* [WHAT YOU SHOULD DO] Quote the listing below in its entirety, omitting every image.

# Start of STORED ROWS

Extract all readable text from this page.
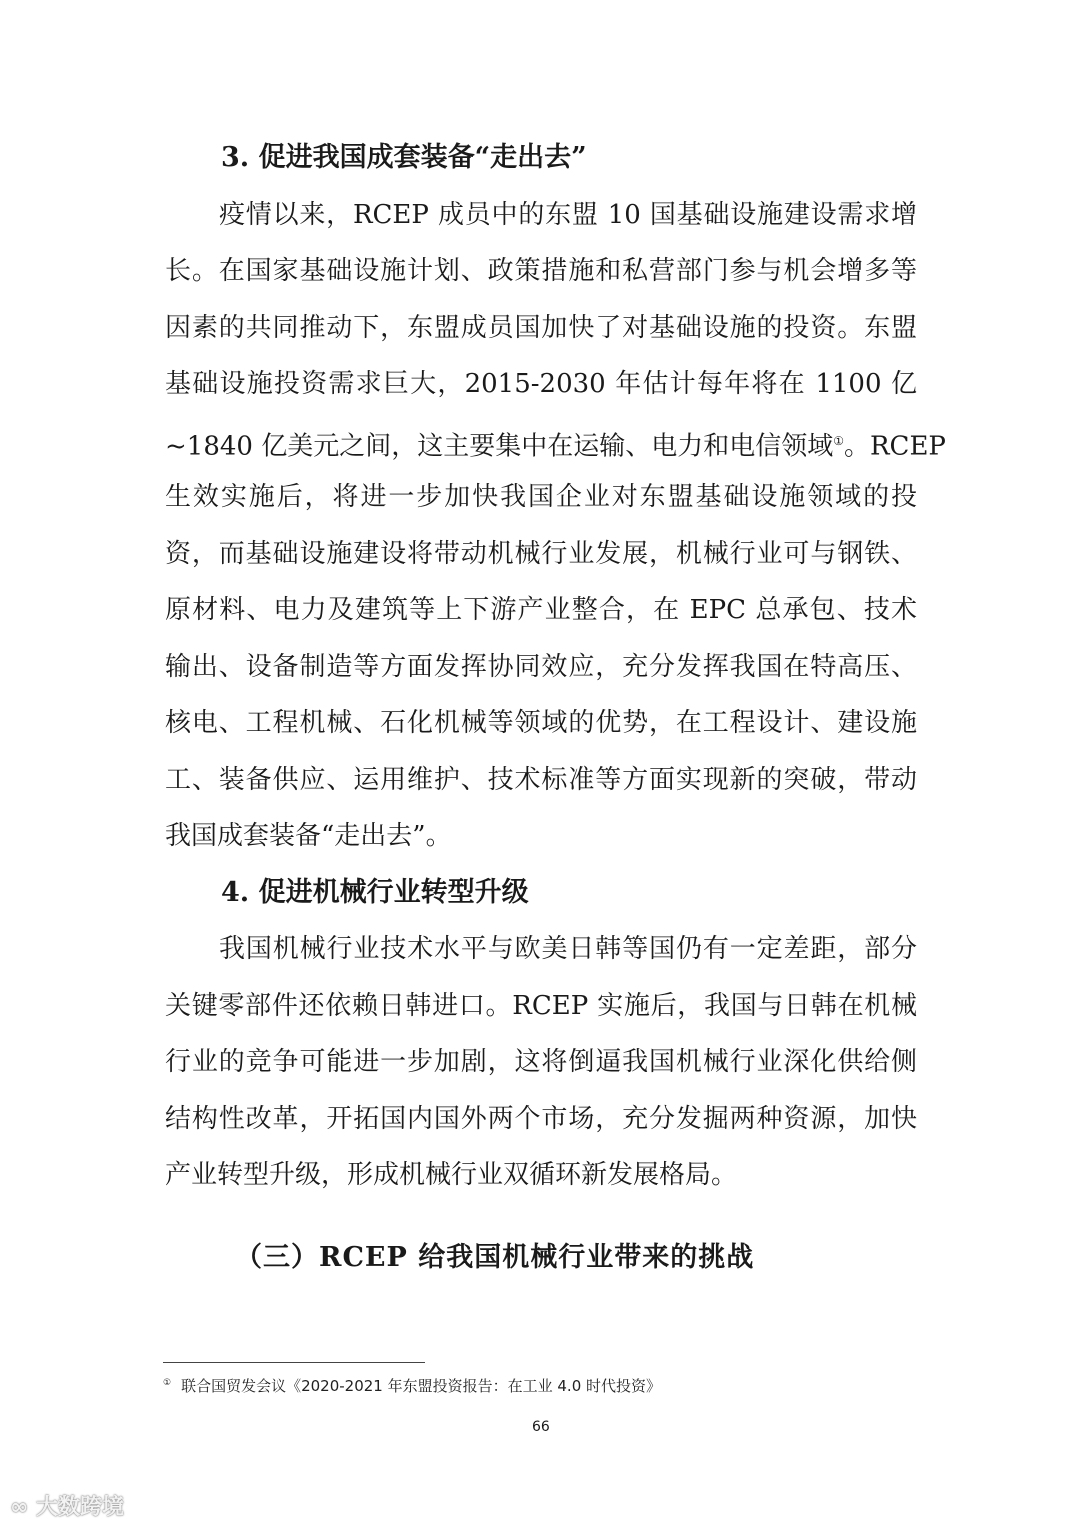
3. 促进我国成套装备“走出去”
疫情以来，RCEP 成员中的东盟 10 国基础设施建设需求增
长。在国家基础设施计划、政策措施和私营部门参与机会增多等
因素的共同推动下，东盟成员国加快了对基础设施的投资。东盟
基础设施投资需求巨大，2015-2030 年估计每年将在 1100 亿
~1840 亿美元之间，这主要集中在运输、电力和电信领域①。RCEP
生效实施后，将进一步加快我国企业对东盟基础设施领域的投
资，而基础设施建设将带动机械行业发展，机械行业可与钢铁、
原材料、电力及建筑等上下游产业整合，在 EPC 总承包、技术
输出、设备制造等方面发挥协同效应，充分发挥我国在特高压、
核电、工程机械、石化机械等领域的优势，在工程设计、建设施
工、装备供应、运用维护、技术标准等方面实现新的突破，带动
我国成套装备“走出去”。
4. 促进机械行业转型升级
我国机械行业技术水平与欧美日韩等国仍有一定差距，部分
关键零部件还依赖日韩进口。RCEP 实施后，我国与日韩在机械
行业的竞争可能进一步加剧，这将倒逼我国机械行业深化供给侧
结构性改革，开拓国内国外两个市场，充分发掘两种资源，加快
产业转型升级，形成机械行业双循环新发展格局。
（三）RCEP 给我国机械行业带来的挑战
① 联合国贸发会议《2020-2021 年东盟投资报告：在工业 4.0 时代投资》
66
∞ 大数跨境
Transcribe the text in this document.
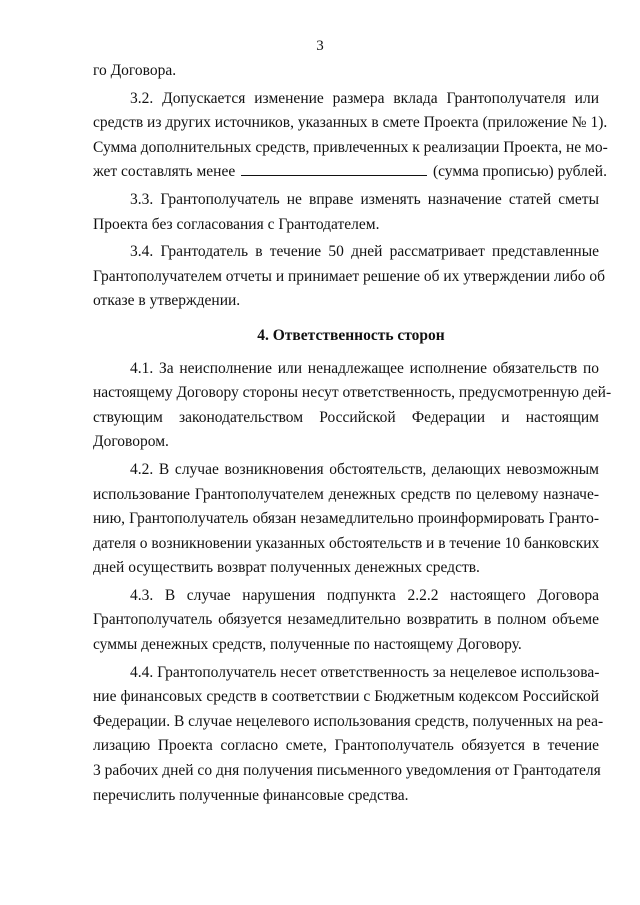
3
го Договора.
3.2. Допускается изменение размера вклада Грантополучателя или
средств из других источников, указанных в смете Проекта (приложение № 1).
Сумма дополнительных средств, привлеченных к реализации Проекта, не мо-
жет составлять менее	(сумма прописью) рублей.
3.3. Грантополучатель не вправе изменять назначение статей сметы
Проекта без согласования с Грантодателем.
3.4. Грантодатель в течение 50 дней рассматривает представленные
Грантополучателем отчеты и принимает решение об их утверждении либо об
отказе в утверждении.
4. Ответственность сторон
4.1. За неисполнение или ненадлежащее исполнение обязательств по
настоящему Договору стороны несут ответственность, предусмотренную дей-
ствующим законодательством Российской Федерации и настоящим
Договором.
4.2. В случае возникновения обстоятельств, делающих невозможным
использование Грантополучателем денежных средств по целевому назначе-
нию, Грантополучатель обязан незамедлительно проинформировать Гранто-
дателя о возникновении указанных обстоятельств и в течение 10 банковских
дней осуществить возврат полученных денежных средств.
4.3. В случае нарушения подпункта 2.2.2 настоящего Договора
Грантополучатель обязуется незамедлительно возвратить в полном объеме
суммы денежных средств, полученные по настоящему Договору.
4.4. Грантополучатель несет ответственность за нецелевое использова-
ние финансовых средств в соответствии с Бюджетным кодексом Российской
Федерации. В случае нецелевого использования средств, полученных на реа-
лизацию Проекта согласно смете, Грантополучатель обязуется в течение
3 рабочих дней со дня получения письменного уведомления от Грантодателя
перечислить полученные финансовые средства.
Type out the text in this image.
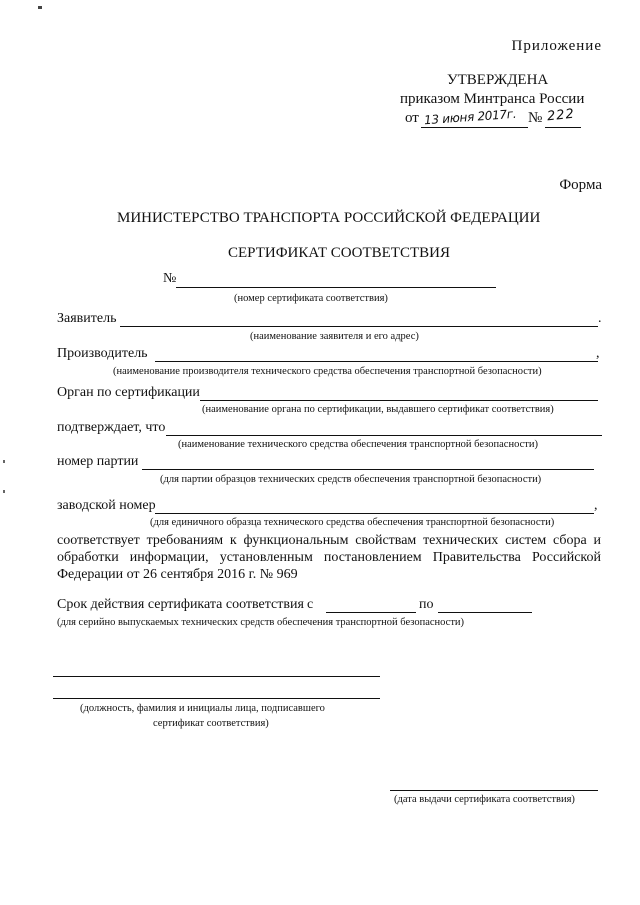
Приложение
УТВЕРЖДЕНА
приказом Минтранса России
от 13 июня 2017г. № 222
Форма
МИНИСТЕРСТВО ТРАНСПОРТА РОССИЙСКОЙ ФЕДЕРАЦИИ
СЕРТИФИКАТ СООТВЕТСТВИЯ
№
(номер сертификата соответствия)
Заявитель	.
(наименование заявителя и его адрес)
Производитель	,
(наименование производителя технического средства обеспечения транспортной безопасности)
Орган по сертификации
(наименование органа по сертификации, выдавшего сертификат соответствия)
подтверждает, что
(наименование технического средства обеспечения транспортной безопасности)
номер партии
(для партии образцов технических средств обеспечения транспортной безопасности)
заводской номер	,
(для единичного образца технического средства обеспечения транспортной безопасности)
соответствует требованиям к функциональным свойствам технических систем сбора и обработки информации, установленным постановлением Правительства Российской Федерации от 26 сентября 2016 г. № 969
Срок действия сертификата соответствия с	по
(для серийно выпускаемых технических средств обеспечения транспортной безопасности)
(должность, фамилия и инициалы лица, подписавшего
сертификат соответствия)
(дата выдачи сертификата соответствия)
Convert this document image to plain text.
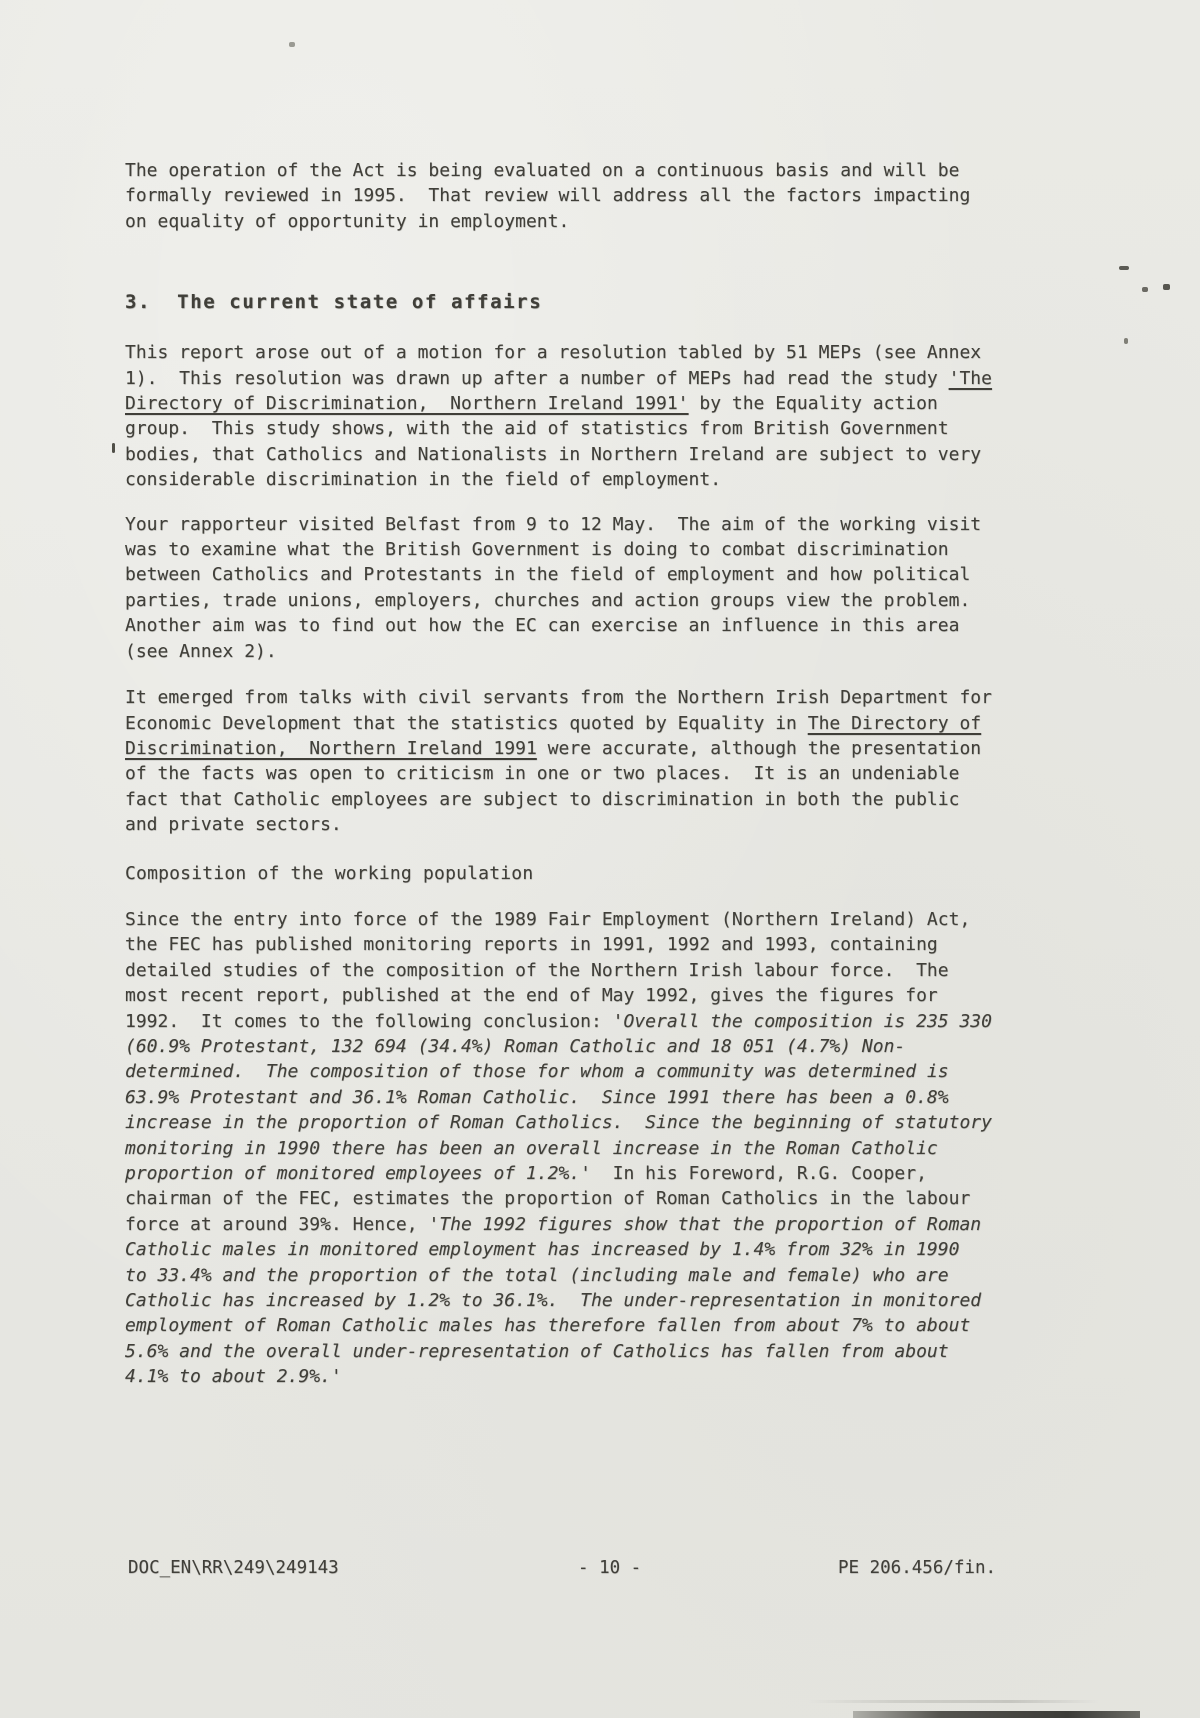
The operation of the Act is being evaluated on a continuous basis and will be
formally reviewed in 1995.  That review will address all the factors impacting
on equality of opportunity in employment.
3.  The current state of affairs
This report arose out of a motion for a resolution tabled by 51 MEPs (see Annex
1).  This resolution was drawn up after a number of MEPs had read the study 'The
Directory of Discrimination,  Northern Ireland 1991' by the Equality action
group.  This study shows, with the aid of statistics from British Government
bodies, that Catholics and Nationalists in Northern Ireland are subject to very
considerable discrimination in the field of employment.
Your rapporteur visited Belfast from 9 to 12 May.  The aim of the working visit
was to examine what the British Government is doing to combat discrimination
between Catholics and Protestants in the field of employment and how political
parties, trade unions, employers, churches and action groups view the problem.
Another aim was to find out how the EC can exercise an influence in this area
(see Annex 2).
It emerged from talks with civil servants from the Northern Irish Department for
Economic Development that the statistics quoted by Equality in The Directory of
Discrimination,  Northern Ireland 1991 were accurate, although the presentation
of the facts was open to criticism in one or two places.  It is an undeniable
fact that Catholic employees are subject to discrimination in both the public
and private sectors.
Composition of the working population
Since the entry into force of the 1989 Fair Employment (Northern Ireland) Act,
the FEC has published monitoring reports in 1991, 1992 and 1993, containing
detailed studies of the composition of the Northern Irish labour force.  The
most recent report, published at the end of May 1992, gives the figures for
1992.  It comes to the following conclusion: 'Overall the composition is 235 330
(60.9% Protestant, 132 694 (34.4%) Roman Catholic and 18 051 (4.7%) Non-
determined.  The composition of those for whom a community was determined is
63.9% Protestant and 36.1% Roman Catholic.  Since 1991 there has been a 0.8%
increase in the proportion of Roman Catholics.  Since the beginning of statutory
monitoring in 1990 there has been an overall increase in the Roman Catholic
proportion of monitored employees of 1.2%.'  In his Foreword, R.G. Cooper,
chairman of the FEC, estimates the proportion of Roman Catholics in the labour
force at around 39%. Hence, 'The 1992 figures show that the proportion of Roman
Catholic males in monitored employment has increased by 1.4% from 32% in 1990
to 33.4% and the proportion of the total (including male and female) who are
Catholic has increased by 1.2% to 36.1%.  The under-representation in monitored
employment of Roman Catholic males has therefore fallen from about 7% to about
5.6% and the overall under-representation of Catholics has fallen from about
4.1% to about 2.9%.'
DOC_EN\RR\249\249143	- 10 -	PE 206.456/fin.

# End of STORED ROWS

* [IN RESPONSE]
Extract all readable text from this page.
3. 促进我国成套装备“走出去”
疫情以来，RCEP 成员中的东盟 10 国基础设施建设需求增
长。在国家基础设施计划、政策措施和私营部门参与机会增多等
因素的共同推动下，东盟成员国加快了对基础设施的投资。东盟
基础设施投资需求巨大，2015-2030 年估计每年将在 1100 亿
~1840 亿美元之间，这主要集中在运输、电力和电信领域①。RCEP
生效实施后，将进一步加快我国企业对东盟基础设施领域的投
资，而基础设施建设将带动机械行业发展，机械行业可与钢铁、
原材料、电力及建筑等上下游产业整合，在 EPC 总承包、技术
输出、设备制造等方面发挥协同效应，充分发挥我国在特高压、
核电、工程机械、石化机械等领域的优势，在工程设计、建设施
工、装备供应、运用维护、技术标准等方面实现新的突破，带动
我国成套装备“走出去”。
4. 促进机械行业转型升级
我国机械行业技术水平与欧美日韩等国仍有一定差距，部分
关键零部件还依赖日韩进口。RCEP 实施后，我国与日韩在机械
行业的竞争可能进一步加剧，这将倒逼我国机械行业深化供给侧
结构性改革，开拓国内国外两个市场，充分发掘两种资源，加快
产业转型升级，形成机械行业双循环新发展格局。
（三）RCEP 给我国机械行业带来的挑战
① 联合国贸发会议《2020-2021 年东盟投资报告：在工业 4.0 时代投资》
66
∞ 大数跨境
Transcribe the text in this document.
3
го Договора.
3.2. Допускается изменение размера вклада Грантополучателя или
средств из других источников, указанных в смете Проекта (приложение № 1).
Сумма дополнительных средств, привлеченных к реализации Проекта, не мо-
жет составлять менее	(сумма прописью) рублей.
3.3. Грантополучатель не вправе изменять назначение статей сметы
Проекта без согласования с Грантодателем.
3.4. Грантодатель в течение 50 дней рассматривает представленные
Грантополучателем отчеты и принимает решение об их утверждении либо об
отказе в утверждении.
4. Ответственность сторон
4.1. За неисполнение или ненадлежащее исполнение обязательств по
настоящему Договору стороны несут ответственность, предусмотренную дей-
ствующим законодательством Российской Федерации и настоящим
Договором.
4.2. В случае возникновения обстоятельств, делающих невозможным
использование Грантополучателем денежных средств по целевому назначе-
нию, Грантополучатель обязан незамедлительно проинформировать Гранто-
дателя о возникновении указанных обстоятельств и в течение 10 банковских
дней осуществить возврат полученных денежных средств.
4.3. В случае нарушения подпункта 2.2.2 настоящего Договора
Грантополучатель обязуется незамедлительно возвратить в полном объеме
суммы денежных средств, полученные по настоящему Договору.
4.4. Грантополучатель несет ответственность за нецелевое использова-
ние финансовых средств в соответствии с Бюджетным кодексом Российской
Федерации. В случае нецелевого использования средств, полученных на реа-
лизацию Проекта согласно смете, Грантополучатель обязуется в течение
3 рабочих дней со дня получения письменного уведомления от Грантодателя
перечислить полученные финансовые средства.
Type out the text in this image.
Приложение
УТВЕРЖДЕНА
приказом Минтранса России
от 13 июня 2017г. № 222
Форма
МИНИСТЕРСТВО ТРАНСПОРТА РОССИЙСКОЙ ФЕДЕРАЦИИ
СЕРТИФИКАТ СООТВЕТСТВИЯ
№
(номер сертификата соответствия)
Заявитель	.
(наименование заявителя и его адрес)
Производитель	,
(наименование производителя технического средства обеспечения транспортной безопасности)
Орган по сертификации
(наименование органа по сертификации, выдавшего сертификат соответствия)
подтверждает, что
(наименование технического средства обеспечения транспортной безопасности)
номер партии
(для партии образцов технических средств обеспечения транспортной безопасности)
заводской номер	,
(для единичного образца технического средства обеспечения транспортной безопасности)
соответствует требованиям к функциональным свойствам технических систем сбора и обработки информации, установленным постановлением Правительства Российской Федерации от 26 сентября 2016 г. № 969
Срок действия сертификата соответствия с	по
(для серийно выпускаемых технических средств обеспечения транспортной безопасности)
(должность, фамилия и инициалы лица, подписавшего
сертификат соответствия)
(дата выдачи сертификата соответствия)
Convert this document image to plain text.
The operation of the Act is being evaluated on a continuous basis and will be
formally reviewed in 1995.  That review will address all the factors impacting
on equality of opportunity in employment.
3.  The current state of affairs
This report arose out of a motion for a resolution tabled by 51 MEPs (see Annex
1).  This resolution was drawn up after a number of MEPs had read the study 'The
Directory of Discrimination,  Northern Ireland 1991' by the Equality action
group.  This study shows, with the aid of statistics from British Government
bodies, that Catholics and Nationalists in Northern Ireland are subject to very
considerable discrimination in the field of employment.
Your rapporteur visited Belfast from 9 to 12 May.  The aim of the working visit
was to examine what the British Government is doing to combat discrimination
between Catholics and Protestants in the field of employment and how political
parties, trade unions, employers, churches and action groups view the problem.
Another aim was to find out how the EC can exercise an influence in this area
(see Annex 2).
It emerged from talks with civil servants from the Northern Irish Department for
Economic Development that the statistics quoted by Equality in The Directory of
Discrimination,  Northern Ireland 1991 were accurate, although the presentation
of the facts was open to criticism in one or two places.  It is an undeniable
fact that Catholic employees are subject to discrimination in both the public
and private sectors.
Composition of the working population
Since the entry into force of the 1989 Fair Employment (Northern Ireland) Act,
the FEC has published monitoring reports in 1991, 1992 and 1993, containing
detailed studies of the composition of the Northern Irish labour force.  The
most recent report, published at the end of May 1992, gives the figures for
1992.  It comes to the following conclusion: 'Overall the composition is 235 330
(60.9% Protestant, 132 694 (34.4%) Roman Catholic and 18 051 (4.7%) Non-
determined.  The composition of those for whom a community was determined is
63.9% Protestant and 36.1% Roman Catholic.  Since 1991 there has been a 0.8%
increase in the proportion of Roman Catholics.  Since the beginning of statutory
monitoring in 1990 there has been an overall increase in the Roman Catholic
proportion of monitored employees of 1.2%.'  In his Foreword, R.G. Cooper,
chairman of the FEC, estimates the proportion of Roman Catholics in the labour
force at around 39%. Hence, 'The 1992 figures show that the proportion of Roman
Catholic males in monitored employment has increased by 1.4% from 32% in 1990
to 33.4% and the proportion of the total (including male and female) who are
Catholic has increased by 1.2% to 36.1%.  The under-representation in monitored
employment of Roman Catholic males has therefore fallen from about 7% to about
5.6% and the overall under-representation of Catholics has fallen from about
4.1% to about 2.9%.'
DOC_EN\RR\249\249143	- 10 -	PE 206.456/fin.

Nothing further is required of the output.